(A block of data)
· · · ·
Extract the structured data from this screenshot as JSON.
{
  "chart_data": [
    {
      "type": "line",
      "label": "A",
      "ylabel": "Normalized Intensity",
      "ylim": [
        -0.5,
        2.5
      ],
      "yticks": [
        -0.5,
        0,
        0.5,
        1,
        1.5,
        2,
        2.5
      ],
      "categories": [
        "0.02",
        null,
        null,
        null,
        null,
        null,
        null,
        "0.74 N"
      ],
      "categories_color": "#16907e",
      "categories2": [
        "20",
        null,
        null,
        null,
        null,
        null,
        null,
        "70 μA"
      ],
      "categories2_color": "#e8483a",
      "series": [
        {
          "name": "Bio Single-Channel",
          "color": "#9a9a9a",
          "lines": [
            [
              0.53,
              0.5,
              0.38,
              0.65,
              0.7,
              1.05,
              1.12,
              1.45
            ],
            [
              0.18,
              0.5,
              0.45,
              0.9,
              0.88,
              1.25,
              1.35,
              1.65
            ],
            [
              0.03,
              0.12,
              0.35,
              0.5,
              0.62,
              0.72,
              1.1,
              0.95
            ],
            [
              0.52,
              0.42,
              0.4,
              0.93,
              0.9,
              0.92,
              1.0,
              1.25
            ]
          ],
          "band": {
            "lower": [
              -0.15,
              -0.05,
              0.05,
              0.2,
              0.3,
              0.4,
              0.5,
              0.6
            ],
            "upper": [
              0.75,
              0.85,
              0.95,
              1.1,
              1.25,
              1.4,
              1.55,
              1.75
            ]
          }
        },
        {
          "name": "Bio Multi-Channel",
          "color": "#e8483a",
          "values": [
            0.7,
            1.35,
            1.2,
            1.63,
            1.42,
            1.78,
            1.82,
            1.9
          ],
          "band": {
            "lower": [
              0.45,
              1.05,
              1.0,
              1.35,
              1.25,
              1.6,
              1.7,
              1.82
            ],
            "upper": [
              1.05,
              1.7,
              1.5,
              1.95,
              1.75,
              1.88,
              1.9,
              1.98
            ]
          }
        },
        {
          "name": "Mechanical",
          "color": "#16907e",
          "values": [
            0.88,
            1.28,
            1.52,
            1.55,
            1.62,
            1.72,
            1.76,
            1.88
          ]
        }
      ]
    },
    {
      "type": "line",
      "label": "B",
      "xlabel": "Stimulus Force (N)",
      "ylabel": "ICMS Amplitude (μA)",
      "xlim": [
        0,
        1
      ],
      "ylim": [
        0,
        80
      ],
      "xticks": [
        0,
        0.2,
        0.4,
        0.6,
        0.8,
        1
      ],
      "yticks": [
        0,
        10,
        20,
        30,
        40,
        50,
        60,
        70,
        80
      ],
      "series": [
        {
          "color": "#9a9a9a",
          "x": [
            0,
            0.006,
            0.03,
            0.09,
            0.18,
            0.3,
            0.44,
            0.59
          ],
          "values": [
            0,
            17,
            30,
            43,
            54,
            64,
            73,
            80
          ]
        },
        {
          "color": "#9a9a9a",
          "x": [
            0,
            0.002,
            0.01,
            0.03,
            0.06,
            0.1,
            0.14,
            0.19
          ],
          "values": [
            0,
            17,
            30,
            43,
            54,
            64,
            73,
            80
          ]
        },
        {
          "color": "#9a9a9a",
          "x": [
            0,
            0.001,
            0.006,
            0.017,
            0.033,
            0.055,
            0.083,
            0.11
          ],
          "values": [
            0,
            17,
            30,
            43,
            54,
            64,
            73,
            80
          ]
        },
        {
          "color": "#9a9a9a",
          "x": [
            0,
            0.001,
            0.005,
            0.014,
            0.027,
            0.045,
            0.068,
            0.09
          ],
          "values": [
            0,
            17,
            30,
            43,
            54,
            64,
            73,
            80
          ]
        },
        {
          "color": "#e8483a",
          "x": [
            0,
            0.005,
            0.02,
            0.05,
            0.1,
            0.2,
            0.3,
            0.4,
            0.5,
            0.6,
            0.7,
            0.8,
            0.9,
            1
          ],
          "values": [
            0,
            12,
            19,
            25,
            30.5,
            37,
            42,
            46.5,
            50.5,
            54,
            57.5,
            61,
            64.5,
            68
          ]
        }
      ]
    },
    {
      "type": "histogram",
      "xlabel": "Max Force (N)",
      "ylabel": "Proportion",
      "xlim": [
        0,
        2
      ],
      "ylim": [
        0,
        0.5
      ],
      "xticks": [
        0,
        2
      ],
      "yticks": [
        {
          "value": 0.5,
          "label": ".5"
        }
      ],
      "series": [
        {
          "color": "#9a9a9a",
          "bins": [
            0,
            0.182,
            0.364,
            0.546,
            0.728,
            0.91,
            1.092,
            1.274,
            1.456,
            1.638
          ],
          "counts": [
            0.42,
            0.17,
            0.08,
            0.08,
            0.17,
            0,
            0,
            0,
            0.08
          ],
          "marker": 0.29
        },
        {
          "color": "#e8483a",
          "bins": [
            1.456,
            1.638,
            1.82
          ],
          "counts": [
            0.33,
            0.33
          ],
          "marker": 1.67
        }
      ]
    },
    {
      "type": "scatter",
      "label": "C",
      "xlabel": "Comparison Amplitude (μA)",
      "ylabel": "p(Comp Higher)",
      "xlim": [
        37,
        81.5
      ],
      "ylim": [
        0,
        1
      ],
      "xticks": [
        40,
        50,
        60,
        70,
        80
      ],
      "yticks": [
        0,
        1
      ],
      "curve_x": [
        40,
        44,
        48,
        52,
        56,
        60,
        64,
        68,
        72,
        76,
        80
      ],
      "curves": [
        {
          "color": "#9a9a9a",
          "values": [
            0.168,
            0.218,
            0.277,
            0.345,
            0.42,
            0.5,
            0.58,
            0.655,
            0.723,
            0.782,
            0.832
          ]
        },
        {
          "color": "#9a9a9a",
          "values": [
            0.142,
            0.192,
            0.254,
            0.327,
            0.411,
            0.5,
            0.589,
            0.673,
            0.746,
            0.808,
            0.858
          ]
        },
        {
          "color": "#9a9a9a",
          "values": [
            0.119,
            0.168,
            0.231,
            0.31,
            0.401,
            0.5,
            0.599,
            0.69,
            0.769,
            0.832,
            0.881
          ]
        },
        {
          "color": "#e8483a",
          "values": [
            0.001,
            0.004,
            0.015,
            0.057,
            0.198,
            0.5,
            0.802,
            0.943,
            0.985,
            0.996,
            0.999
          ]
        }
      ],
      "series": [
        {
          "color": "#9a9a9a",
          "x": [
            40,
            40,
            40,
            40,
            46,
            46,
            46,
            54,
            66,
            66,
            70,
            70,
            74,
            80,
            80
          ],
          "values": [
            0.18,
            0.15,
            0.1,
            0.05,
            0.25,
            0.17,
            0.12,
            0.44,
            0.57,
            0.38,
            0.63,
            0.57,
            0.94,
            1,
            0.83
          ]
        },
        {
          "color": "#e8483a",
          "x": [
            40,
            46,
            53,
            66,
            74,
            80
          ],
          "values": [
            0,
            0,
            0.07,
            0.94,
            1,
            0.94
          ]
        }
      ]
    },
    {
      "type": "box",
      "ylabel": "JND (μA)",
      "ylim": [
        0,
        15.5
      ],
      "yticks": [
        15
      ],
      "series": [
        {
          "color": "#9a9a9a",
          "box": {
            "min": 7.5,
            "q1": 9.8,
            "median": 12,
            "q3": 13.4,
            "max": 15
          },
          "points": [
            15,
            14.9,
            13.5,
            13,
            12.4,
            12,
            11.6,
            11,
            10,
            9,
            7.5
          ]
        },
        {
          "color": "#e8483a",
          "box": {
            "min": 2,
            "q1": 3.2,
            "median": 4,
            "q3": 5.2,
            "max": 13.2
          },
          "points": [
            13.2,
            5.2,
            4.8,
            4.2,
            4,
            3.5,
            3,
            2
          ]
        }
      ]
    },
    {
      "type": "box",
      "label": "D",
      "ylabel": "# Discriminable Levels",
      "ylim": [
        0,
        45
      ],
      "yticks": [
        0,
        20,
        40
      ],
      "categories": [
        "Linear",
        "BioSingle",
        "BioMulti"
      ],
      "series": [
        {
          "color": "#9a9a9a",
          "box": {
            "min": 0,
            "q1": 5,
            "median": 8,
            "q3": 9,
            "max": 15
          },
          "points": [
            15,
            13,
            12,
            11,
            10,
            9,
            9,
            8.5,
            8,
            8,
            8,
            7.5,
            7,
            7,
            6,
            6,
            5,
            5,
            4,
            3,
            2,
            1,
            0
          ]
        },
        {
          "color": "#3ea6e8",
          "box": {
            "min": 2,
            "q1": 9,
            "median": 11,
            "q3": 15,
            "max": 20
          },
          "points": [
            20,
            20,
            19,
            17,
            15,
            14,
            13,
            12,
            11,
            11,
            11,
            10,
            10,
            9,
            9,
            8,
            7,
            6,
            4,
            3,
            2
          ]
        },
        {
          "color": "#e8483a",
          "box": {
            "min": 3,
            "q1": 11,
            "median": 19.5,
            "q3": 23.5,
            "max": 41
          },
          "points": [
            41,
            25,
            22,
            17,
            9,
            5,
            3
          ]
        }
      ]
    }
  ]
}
· · · ·
#### TASK PROMPT:
Tally how many lines of the material contain the word "median". The answer must be the number and nothing else.

#### WRITTEN RESPONSE:
5